● **TASK BRIEF**
State how many lines in the records hold the word "series", giving the number and no other text.

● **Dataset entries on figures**
Start
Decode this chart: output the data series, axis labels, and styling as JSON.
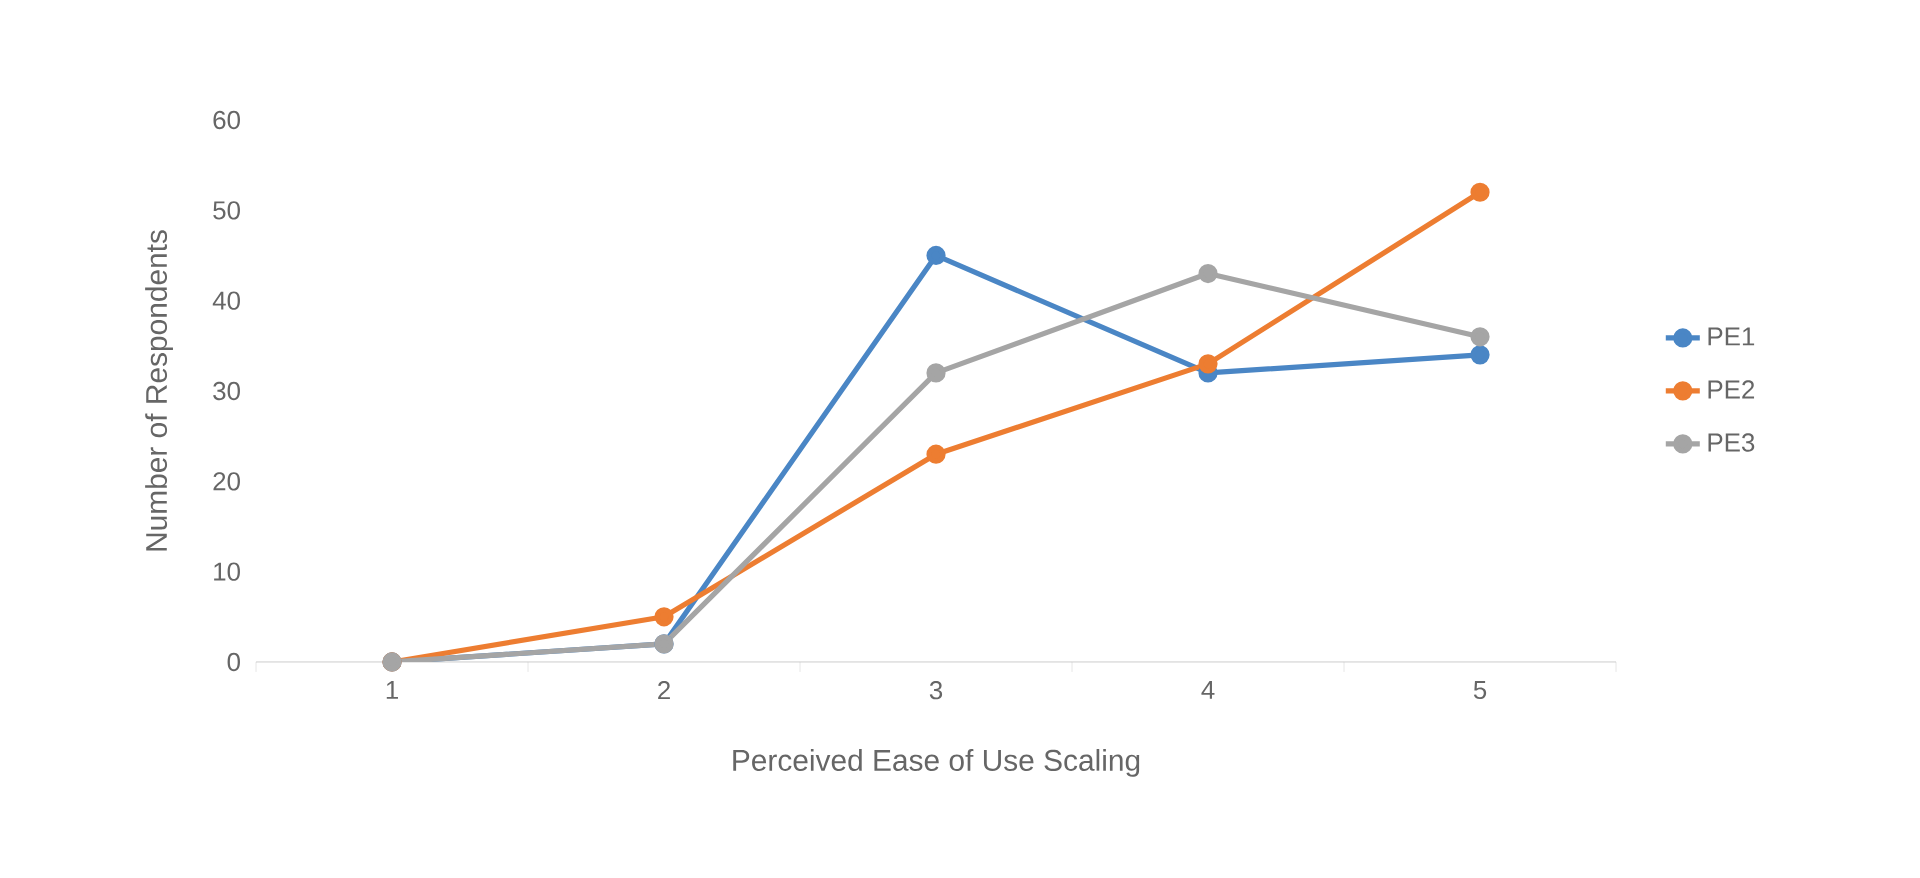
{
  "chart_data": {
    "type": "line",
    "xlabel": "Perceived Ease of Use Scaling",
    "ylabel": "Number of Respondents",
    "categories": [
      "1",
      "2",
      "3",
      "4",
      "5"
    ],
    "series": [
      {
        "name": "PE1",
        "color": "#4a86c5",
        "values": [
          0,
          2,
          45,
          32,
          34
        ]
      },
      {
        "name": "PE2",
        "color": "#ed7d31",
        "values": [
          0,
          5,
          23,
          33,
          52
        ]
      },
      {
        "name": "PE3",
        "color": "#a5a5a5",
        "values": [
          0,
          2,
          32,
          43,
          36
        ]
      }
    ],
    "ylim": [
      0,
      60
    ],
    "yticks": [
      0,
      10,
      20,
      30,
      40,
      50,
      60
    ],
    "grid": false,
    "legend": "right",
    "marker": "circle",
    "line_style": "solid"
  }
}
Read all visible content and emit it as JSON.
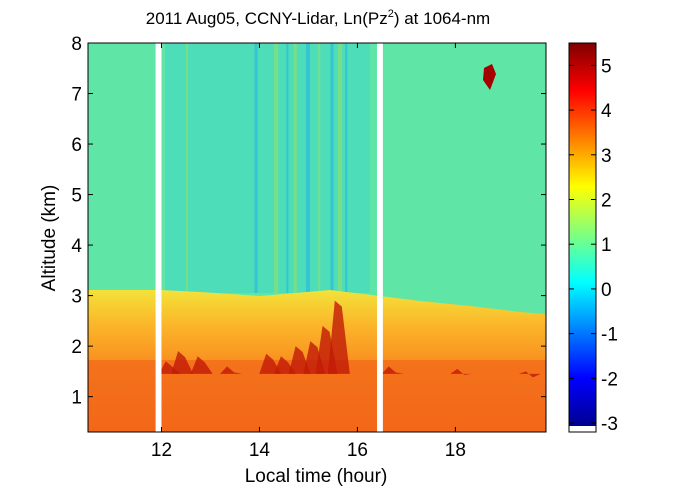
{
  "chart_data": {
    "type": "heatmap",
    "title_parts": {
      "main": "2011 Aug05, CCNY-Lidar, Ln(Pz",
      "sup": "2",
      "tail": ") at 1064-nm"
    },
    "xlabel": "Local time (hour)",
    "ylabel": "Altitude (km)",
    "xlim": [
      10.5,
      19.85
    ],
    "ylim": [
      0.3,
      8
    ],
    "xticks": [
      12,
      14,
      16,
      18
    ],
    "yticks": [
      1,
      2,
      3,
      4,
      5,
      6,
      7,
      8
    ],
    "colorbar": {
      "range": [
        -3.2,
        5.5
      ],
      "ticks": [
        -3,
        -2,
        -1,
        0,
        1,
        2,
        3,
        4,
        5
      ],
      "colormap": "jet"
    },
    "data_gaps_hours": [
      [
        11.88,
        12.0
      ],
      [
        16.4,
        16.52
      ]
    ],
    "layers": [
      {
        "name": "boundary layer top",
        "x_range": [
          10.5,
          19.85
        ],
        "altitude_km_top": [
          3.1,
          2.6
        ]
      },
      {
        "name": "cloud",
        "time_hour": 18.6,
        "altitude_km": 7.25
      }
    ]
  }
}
End
● **SOLUTION TO THE PROBLEM**
2